Data tied to figure images:
-----
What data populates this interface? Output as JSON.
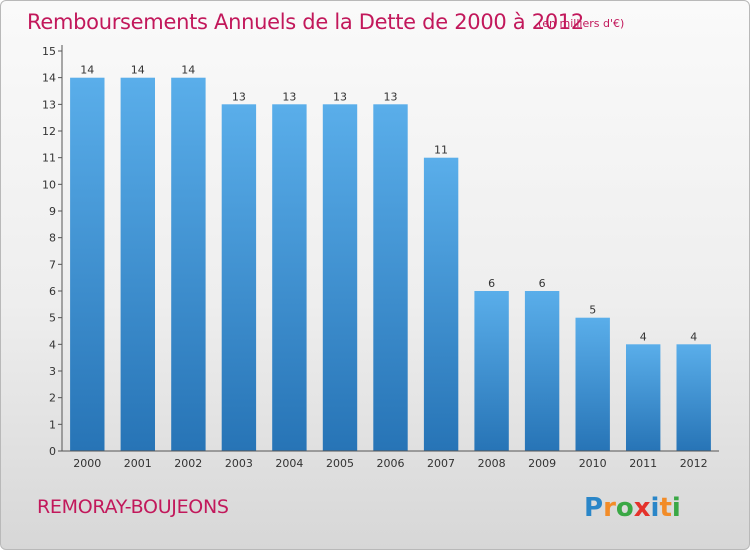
{
  "header": {
    "title": "Remboursements Annuels de la Dette de 2000 à 2012",
    "unit": "(en milliers d'€)"
  },
  "footer": {
    "commune": "REMORAY-BOUJEONS",
    "logo_text": "Proxiti"
  },
  "colors": {
    "title": "#c2185b",
    "bar_light": "#5aaeea",
    "bar_dark": "#2774b6",
    "axis": "#555555"
  },
  "chart_data": {
    "type": "bar",
    "title": "Remboursements Annuels de la Dette de 2000 à 2012",
    "xlabel": "",
    "ylabel": "",
    "categories": [
      "2000",
      "2001",
      "2002",
      "2003",
      "2004",
      "2005",
      "2006",
      "2007",
      "2008",
      "2009",
      "2010",
      "2011",
      "2012"
    ],
    "values": [
      14,
      14,
      14,
      13,
      13,
      13,
      13,
      11,
      6,
      6,
      5,
      4,
      4
    ],
    "ylim": [
      0,
      15
    ],
    "yticks": [
      0,
      1,
      2,
      3,
      4,
      5,
      6,
      7,
      8,
      9,
      10,
      11,
      12,
      13,
      14,
      15
    ],
    "grid": false,
    "data_labels": true
  }
}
-----
Directions for this task>
Leave out the pictures and reproduce the rest of the listing exactly.

Completed task>
What data populates this interface? Output as JSON.
{
  "header": {
    "title": "Remboursements Annuels de la Dette de 2000 à 2012",
    "unit": "(en milliers d'€)"
  },
  "footer": {
    "commune": "REMORAY-BOUJEONS",
    "logo_text": "Proxiti"
  },
  "colors": {
    "title": "#c2185b",
    "bar_light": "#5aaeea",
    "bar_dark": "#2774b6",
    "axis": "#555555"
  },
  "chart_data": {
    "type": "bar",
    "title": "Remboursements Annuels de la Dette de 2000 à 2012",
    "xlabel": "",
    "ylabel": "",
    "categories": [
      "2000",
      "2001",
      "2002",
      "2003",
      "2004",
      "2005",
      "2006",
      "2007",
      "2008",
      "2009",
      "2010",
      "2011",
      "2012"
    ],
    "values": [
      14,
      14,
      14,
      13,
      13,
      13,
      13,
      11,
      6,
      6,
      5,
      4,
      4
    ],
    "ylim": [
      0,
      15
    ],
    "yticks": [
      0,
      1,
      2,
      3,
      4,
      5,
      6,
      7,
      8,
      9,
      10,
      11,
      12,
      13,
      14,
      15
    ],
    "grid": false,
    "data_labels": true
  }
}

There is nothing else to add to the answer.